(GIVEN REQUEST) Set down the records once more, please, exactly and with the pictures left out.

(RAW RECORDS)
## Start
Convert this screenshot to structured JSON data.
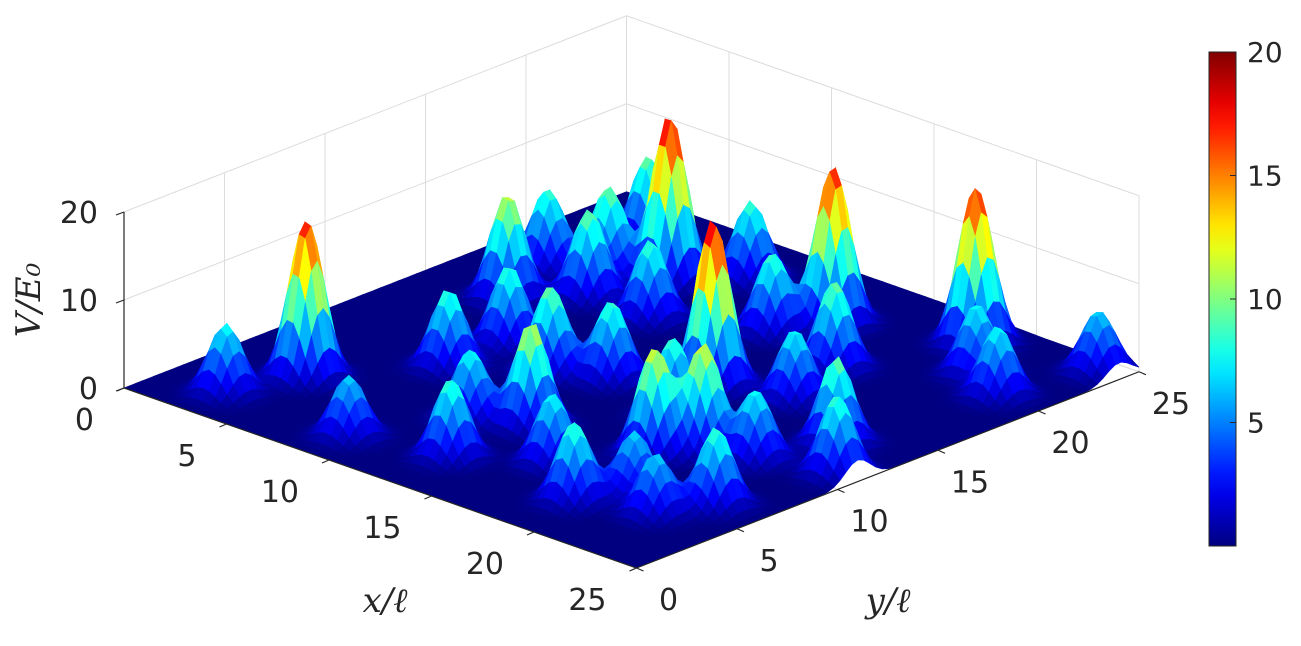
{
  "chart_data": {
    "type": "surface",
    "xlabel": "x/ℓ",
    "ylabel": "y/ℓ",
    "zlabel": "V/E₀",
    "xlim": [
      0,
      25
    ],
    "ylim": [
      0,
      25
    ],
    "zlim": [
      0,
      20
    ],
    "x_ticks": [
      {
        "value": 0,
        "label": "0"
      },
      {
        "value": 5,
        "label": "5"
      },
      {
        "value": 10,
        "label": "10"
      },
      {
        "value": 15,
        "label": "15"
      },
      {
        "value": 20,
        "label": "20"
      },
      {
        "value": 25,
        "label": "25"
      }
    ],
    "y_ticks": [
      {
        "value": 0,
        "label": "0"
      },
      {
        "value": 5,
        "label": "5"
      },
      {
        "value": 10,
        "label": "10"
      },
      {
        "value": 15,
        "label": "15"
      },
      {
        "value": 20,
        "label": "20"
      },
      {
        "value": 25,
        "label": "25"
      }
    ],
    "z_ticks": [
      {
        "value": 0,
        "label": "0"
      },
      {
        "value": 10,
        "label": "10"
      },
      {
        "value": 20,
        "label": "20"
      }
    ],
    "colorbar": {
      "colormap": "jet",
      "limits": [
        0,
        20
      ],
      "ticks": [
        {
          "value": 5,
          "label": "5"
        },
        {
          "value": 10,
          "label": "10"
        },
        {
          "value": 15,
          "label": "15"
        },
        {
          "value": 20,
          "label": "20"
        }
      ]
    },
    "grid": true,
    "peaks": [
      {
        "x": 3,
        "y": 2,
        "height": 8
      },
      {
        "x": 4,
        "y": 5,
        "height": 18
      },
      {
        "x": 9,
        "y": 2,
        "height": 7
      },
      {
        "x": 11,
        "y": 6,
        "height": 8
      },
      {
        "x": 13,
        "y": 3,
        "height": 9
      },
      {
        "x": 7,
        "y": 9,
        "height": 9
      },
      {
        "x": 13,
        "y": 7,
        "height": 12
      },
      {
        "x": 16,
        "y": 5,
        "height": 8
      },
      {
        "x": 19,
        "y": 3,
        "height": 9
      },
      {
        "x": 20,
        "y": 5,
        "height": 7
      },
      {
        "x": 22,
        "y": 4,
        "height": 7
      },
      {
        "x": 23,
        "y": 6,
        "height": 9
      },
      {
        "x": 18,
        "y": 8,
        "height": 12
      },
      {
        "x": 19,
        "y": 9.5,
        "height": 12
      },
      {
        "x": 7,
        "y": 12,
        "height": 9
      },
      {
        "x": 10,
        "y": 11,
        "height": 10
      },
      {
        "x": 12,
        "y": 12,
        "height": 9
      },
      {
        "x": 16,
        "y": 11,
        "height": 9
      },
      {
        "x": 21,
        "y": 10,
        "height": 8
      },
      {
        "x": 22,
        "y": 13,
        "height": 10
      },
      {
        "x": 24,
        "y": 11,
        "height": 9
      },
      {
        "x": 4,
        "y": 15,
        "height": 12
      },
      {
        "x": 6,
        "y": 17,
        "height": 10
      },
      {
        "x": 9,
        "y": 17,
        "height": 9
      },
      {
        "x": 15,
        "y": 14,
        "height": 19
      },
      {
        "x": 18,
        "y": 15,
        "height": 8
      },
      {
        "x": 3,
        "y": 18,
        "height": 9
      },
      {
        "x": 5,
        "y": 19,
        "height": 10
      },
      {
        "x": 7,
        "y": 20,
        "height": 19
      },
      {
        "x": 4,
        "y": 22,
        "height": 10
      },
      {
        "x": 9,
        "y": 22,
        "height": 9
      },
      {
        "x": 13,
        "y": 19,
        "height": 9
      },
      {
        "x": 17,
        "y": 18,
        "height": 10
      },
      {
        "x": 14,
        "y": 21,
        "height": 18
      },
      {
        "x": 19,
        "y": 23,
        "height": 18
      },
      {
        "x": 21,
        "y": 21,
        "height": 8
      },
      {
        "x": 23,
        "y": 20,
        "height": 8
      },
      {
        "x": 24,
        "y": 24,
        "height": 7
      }
    ]
  }
}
## End
(EXERCISE SOLUTION)
Convert this screenshot to structured JSON data.
{
  "chart_data": {
    "type": "surface",
    "xlabel": "x/ℓ",
    "ylabel": "y/ℓ",
    "zlabel": "V/E₀",
    "xlim": [
      0,
      25
    ],
    "ylim": [
      0,
      25
    ],
    "zlim": [
      0,
      20
    ],
    "x_ticks": [
      {
        "value": 0,
        "label": "0"
      },
      {
        "value": 5,
        "label": "5"
      },
      {
        "value": 10,
        "label": "10"
      },
      {
        "value": 15,
        "label": "15"
      },
      {
        "value": 20,
        "label": "20"
      },
      {
        "value": 25,
        "label": "25"
      }
    ],
    "y_ticks": [
      {
        "value": 0,
        "label": "0"
      },
      {
        "value": 5,
        "label": "5"
      },
      {
        "value": 10,
        "label": "10"
      },
      {
        "value": 15,
        "label": "15"
      },
      {
        "value": 20,
        "label": "20"
      },
      {
        "value": 25,
        "label": "25"
      }
    ],
    "z_ticks": [
      {
        "value": 0,
        "label": "0"
      },
      {
        "value": 10,
        "label": "10"
      },
      {
        "value": 20,
        "label": "20"
      }
    ],
    "colorbar": {
      "colormap": "jet",
      "limits": [
        0,
        20
      ],
      "ticks": [
        {
          "value": 5,
          "label": "5"
        },
        {
          "value": 10,
          "label": "10"
        },
        {
          "value": 15,
          "label": "15"
        },
        {
          "value": 20,
          "label": "20"
        }
      ]
    },
    "grid": true,
    "peaks": [
      {
        "x": 3,
        "y": 2,
        "height": 8
      },
      {
        "x": 4,
        "y": 5,
        "height": 18
      },
      {
        "x": 9,
        "y": 2,
        "height": 7
      },
      {
        "x": 11,
        "y": 6,
        "height": 8
      },
      {
        "x": 13,
        "y": 3,
        "height": 9
      },
      {
        "x": 7,
        "y": 9,
        "height": 9
      },
      {
        "x": 13,
        "y": 7,
        "height": 12
      },
      {
        "x": 16,
        "y": 5,
        "height": 8
      },
      {
        "x": 19,
        "y": 3,
        "height": 9
      },
      {
        "x": 20,
        "y": 5,
        "height": 7
      },
      {
        "x": 22,
        "y": 4,
        "height": 7
      },
      {
        "x": 23,
        "y": 6,
        "height": 9
      },
      {
        "x": 18,
        "y": 8,
        "height": 12
      },
      {
        "x": 19,
        "y": 9.5,
        "height": 12
      },
      {
        "x": 7,
        "y": 12,
        "height": 9
      },
      {
        "x": 10,
        "y": 11,
        "height": 10
      },
      {
        "x": 12,
        "y": 12,
        "height": 9
      },
      {
        "x": 16,
        "y": 11,
        "height": 9
      },
      {
        "x": 21,
        "y": 10,
        "height": 8
      },
      {
        "x": 22,
        "y": 13,
        "height": 10
      },
      {
        "x": 24,
        "y": 11,
        "height": 9
      },
      {
        "x": 4,
        "y": 15,
        "height": 12
      },
      {
        "x": 6,
        "y": 17,
        "height": 10
      },
      {
        "x": 9,
        "y": 17,
        "height": 9
      },
      {
        "x": 15,
        "y": 14,
        "height": 19
      },
      {
        "x": 18,
        "y": 15,
        "height": 8
      },
      {
        "x": 3,
        "y": 18,
        "height": 9
      },
      {
        "x": 5,
        "y": 19,
        "height": 10
      },
      {
        "x": 7,
        "y": 20,
        "height": 19
      },
      {
        "x": 4,
        "y": 22,
        "height": 10
      },
      {
        "x": 9,
        "y": 22,
        "height": 9
      },
      {
        "x": 13,
        "y": 19,
        "height": 9
      },
      {
        "x": 17,
        "y": 18,
        "height": 10
      },
      {
        "x": 14,
        "y": 21,
        "height": 18
      },
      {
        "x": 19,
        "y": 23,
        "height": 18
      },
      {
        "x": 21,
        "y": 21,
        "height": 8
      },
      {
        "x": 23,
        "y": 20,
        "height": 8
      },
      {
        "x": 24,
        "y": 24,
        "height": 7
      }
    ]
  }
}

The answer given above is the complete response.